### WORK INSTRUCTIONS
From the listing, collect all lines containing the word "scale".

## BEGIN DATA IN THIS EXERCISE

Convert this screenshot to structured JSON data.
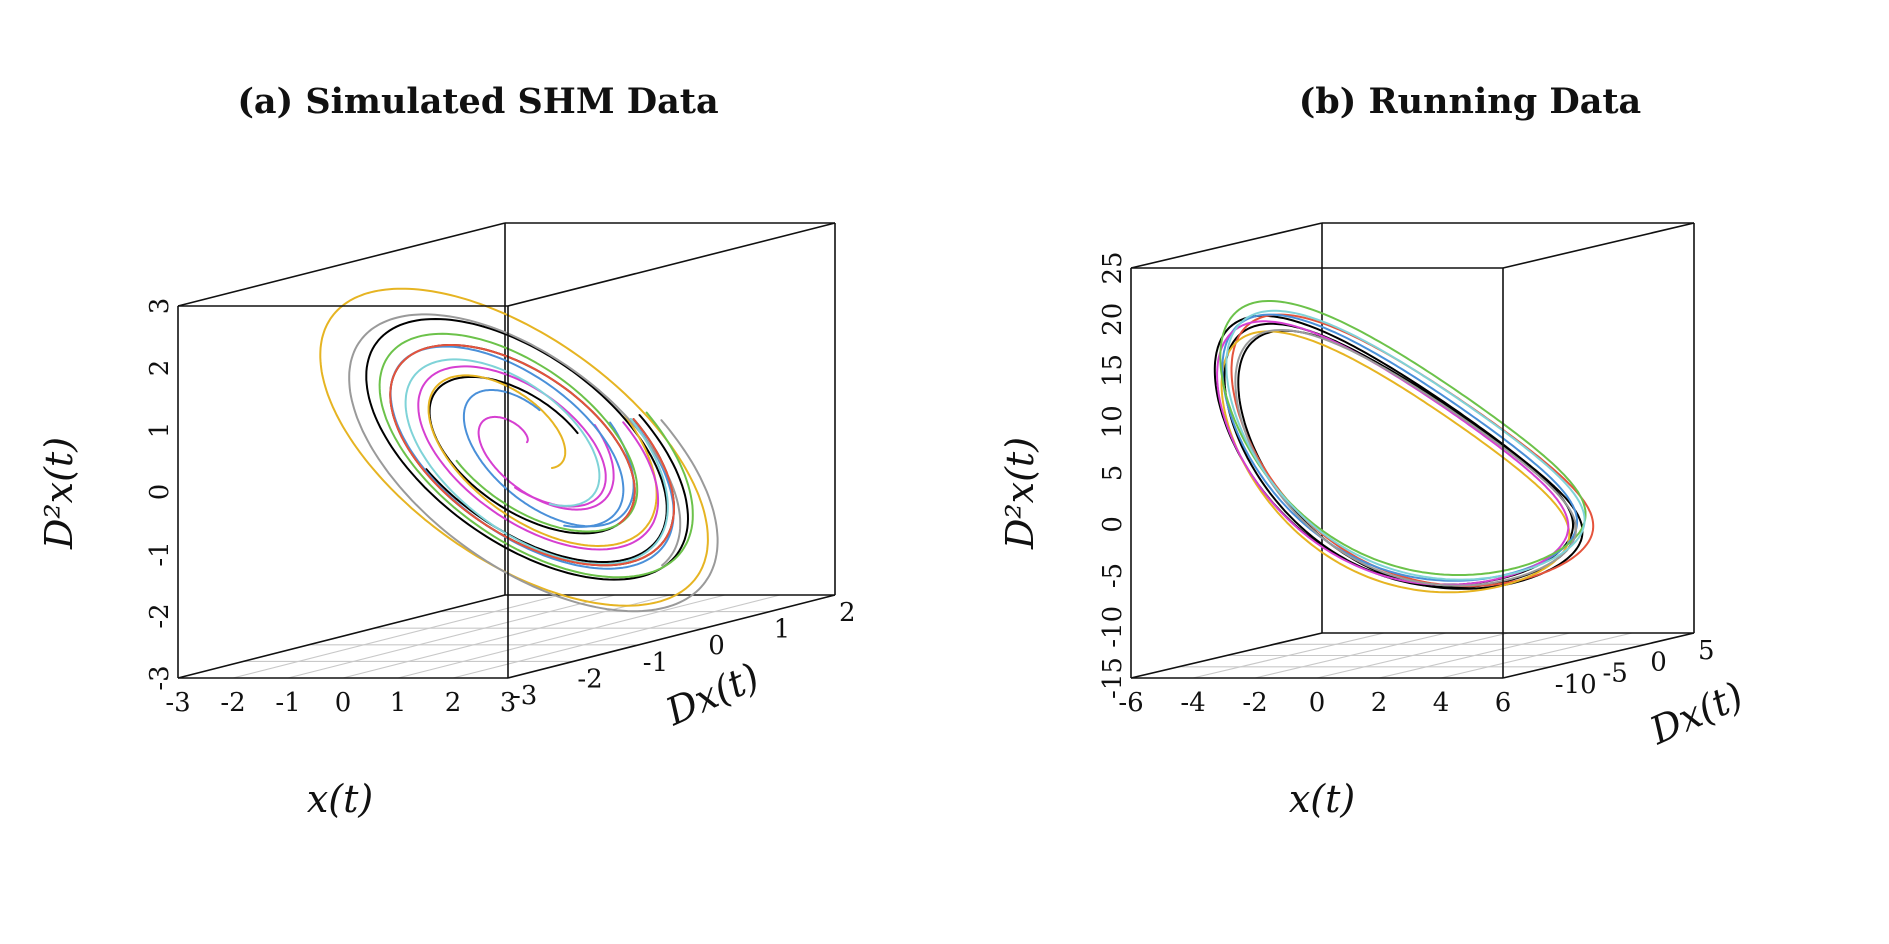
{
  "chart_data": [
    {
      "type": "line",
      "title": "(a) Simulated SHM Data",
      "xlabel": "x(t)",
      "ylabel": "Dx(t)",
      "zlabel": "D²x(t)",
      "xlim": [
        -3,
        3
      ],
      "ylim": [
        -3,
        2
      ],
      "zlim": [
        -3,
        3
      ],
      "xticks": [
        "-3",
        "-2",
        "-1",
        "0",
        "1",
        "2",
        "3"
      ],
      "yticks": [
        "-3",
        "-2",
        "-1",
        "0",
        "1",
        "2"
      ],
      "zticks": [
        "-3",
        "-2",
        "-1",
        "0",
        "1",
        "2",
        "3"
      ],
      "grid": "floor",
      "legend": "none",
      "series": [
        {
          "color": "#000000",
          "center": [
            0.05,
            -0.3,
            0.0
          ],
          "amp_x": 2.0,
          "amp_y": 1.7,
          "amp_z": 2.0,
          "turns": 2.0,
          "decay": 0.04
        },
        {
          "color": "#000000",
          "center": [
            0.1,
            -0.35,
            0.05
          ],
          "amp_x": 2.2,
          "amp_y": 1.8,
          "amp_z": 2.2,
          "turns": 1.5,
          "decay": 0.02
        },
        {
          "color": "#e6b422",
          "center": [
            -0.1,
            -0.3,
            0.0
          ],
          "amp_x": 2.6,
          "amp_y": 2.0,
          "amp_z": 2.5,
          "turns": 1.0,
          "decay": 0.0
        },
        {
          "color": "#e6b422",
          "center": [
            0.0,
            -0.3,
            0.1
          ],
          "amp_x": 1.9,
          "amp_y": 1.6,
          "amp_z": 2.0,
          "turns": 1.2,
          "decay": 0.1
        },
        {
          "color": "#d63fd1",
          "center": [
            0.1,
            -0.3,
            0.0
          ],
          "amp_x": 1.8,
          "amp_y": 1.5,
          "amp_z": 1.8,
          "turns": 1.4,
          "decay": 0.06
        },
        {
          "color": "#d63fd1",
          "center": [
            0.0,
            -0.25,
            0.05
          ],
          "amp_x": 1.3,
          "amp_y": 1.1,
          "amp_z": 1.4,
          "turns": 1.0,
          "decay": 0.15
        },
        {
          "color": "#4a90d9",
          "center": [
            0.0,
            -0.3,
            0.0
          ],
          "amp_x": 2.1,
          "amp_y": 1.7,
          "amp_z": 2.1,
          "turns": 1.3,
          "decay": 0.05
        },
        {
          "color": "#4a90d9",
          "center": [
            0.1,
            -0.2,
            0.05
          ],
          "amp_x": 1.4,
          "amp_y": 1.2,
          "amp_z": 1.6,
          "turns": 0.9,
          "decay": 0.1
        },
        {
          "color": "#6cc24a",
          "center": [
            0.05,
            -0.3,
            0.05
          ],
          "amp_x": 2.3,
          "amp_y": 1.9,
          "amp_z": 2.3,
          "turns": 1.5,
          "decay": 0.05
        },
        {
          "color": "#9a9a9a",
          "center": [
            0.2,
            -0.4,
            -0.1
          ],
          "amp_x": 2.6,
          "amp_y": 2.1,
          "amp_z": 2.6,
          "turns": 1.2,
          "decay": 0.03
        },
        {
          "color": "#7fd3d8",
          "center": [
            0.0,
            -0.3,
            0.0
          ],
          "amp_x": 2.0,
          "amp_y": 1.7,
          "amp_z": 2.1,
          "turns": 1.3,
          "decay": 0.07
        },
        {
          "color": "#e5533c",
          "center": [
            0.05,
            -0.3,
            0.0
          ],
          "amp_x": 2.0,
          "amp_y": 1.7,
          "amp_z": 2.0,
          "turns": 1.2,
          "decay": 0.04
        }
      ]
    },
    {
      "type": "line",
      "title": "(b) Running Data",
      "xlabel": "x(t)",
      "ylabel": "Dx(t)",
      "zlabel": "D²x(t)",
      "xlim": [
        -6,
        6
      ],
      "ylim": [
        -15,
        5
      ],
      "zlim": [
        -15,
        25
      ],
      "xticks": [
        "-6",
        "-4",
        "-2",
        "0",
        "2",
        "4",
        "6"
      ],
      "yticks": [
        "-10",
        "-5",
        "0",
        "5"
      ],
      "zticks": [
        "-15",
        "-10",
        "-5",
        "0",
        "5",
        "10",
        "15",
        "20",
        "25"
      ],
      "grid": "floor",
      "legend": "none",
      "series": [
        {
          "color": "#000000",
          "offset": [
            0,
            0,
            0
          ],
          "scale": 1.0
        },
        {
          "color": "#000000",
          "offset": [
            0.2,
            0.3,
            -0.4
          ],
          "scale": 0.98
        },
        {
          "color": "#000000",
          "offset": [
            -0.1,
            -0.2,
            0.5
          ],
          "scale": 1.02
        },
        {
          "color": "#e5533c",
          "offset": [
            0.3,
            0.5,
            0.3
          ],
          "scale": 1.03
        },
        {
          "color": "#e6b422",
          "offset": [
            -0.2,
            0.1,
            -0.6
          ],
          "scale": 0.99
        },
        {
          "color": "#4a90d9",
          "offset": [
            0.1,
            -0.3,
            0.8
          ],
          "scale": 1.01
        },
        {
          "color": "#d63fd1",
          "offset": [
            -0.3,
            0.2,
            0.2
          ],
          "scale": 1.0
        },
        {
          "color": "#6cc24a",
          "offset": [
            0.2,
            -0.1,
            1.6
          ],
          "scale": 1.04
        },
        {
          "color": "#9a9a9a",
          "offset": [
            0.0,
            0.4,
            -0.2
          ],
          "scale": 0.97
        },
        {
          "color": "#7fd3d8",
          "offset": [
            0.15,
            0.2,
            0.9
          ],
          "scale": 1.02
        }
      ]
    }
  ]
}
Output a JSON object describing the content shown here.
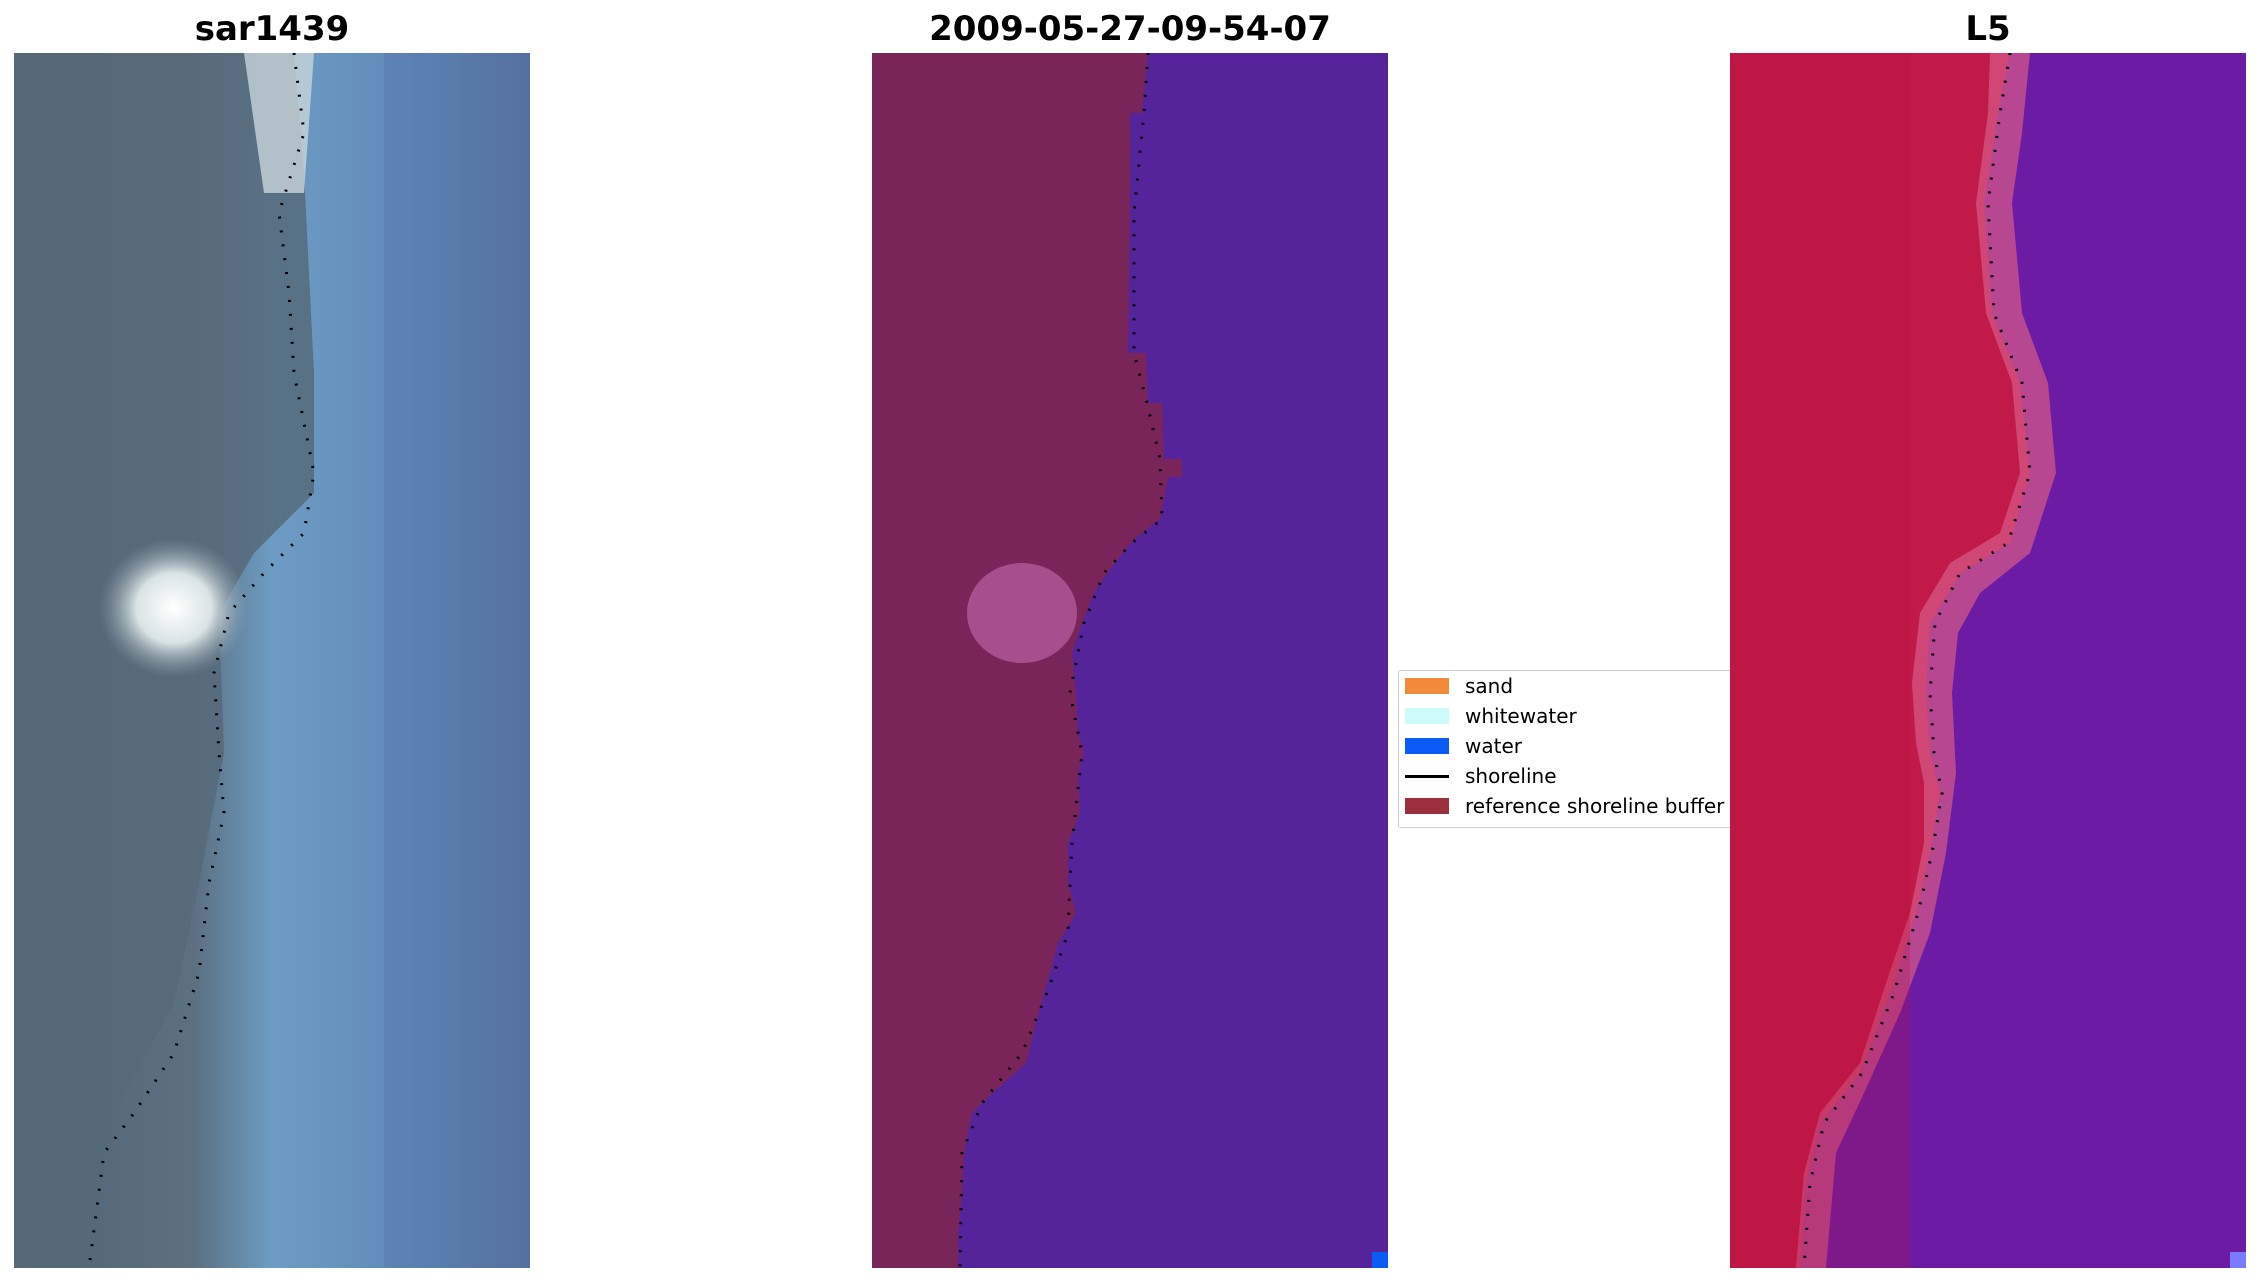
{
  "panels": [
    {
      "title": "sar1439"
    },
    {
      "title": "2009-05-27-09-54-07"
    },
    {
      "title": "L5"
    }
  ],
  "legend": {
    "items": [
      {
        "label": "sand",
        "color": "#f28a3c",
        "kind": "patch"
      },
      {
        "label": "whitewater",
        "color": "#ccfbfa",
        "kind": "patch"
      },
      {
        "label": "water",
        "color": "#0a5cf5",
        "kind": "patch"
      },
      {
        "label": "shoreline",
        "color": "#000000",
        "kind": "line"
      },
      {
        "label": "reference shoreline buffer",
        "color": "#9b2f3b",
        "kind": "patch"
      }
    ]
  },
  "colors": {
    "rgb_water": "#6a9ec8",
    "rgb_land": "#55687a",
    "class_water": "#55249a",
    "class_land": "#7a2559",
    "mndwi_land": "#c21a48",
    "mndwi_water": "#6c1ca4"
  }
}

## END DATA IN THIS EXERCISE

### RESPONSE TO THE EXERCISE
          "scale": 1.0
          "scale": 0.98
          "scale": 1.02
          "scale": 1.03
          "scale": 0.99
          "scale": 1.01
          "scale": 1.0
          "scale": 1.04
          "scale": 0.97
          "scale": 1.02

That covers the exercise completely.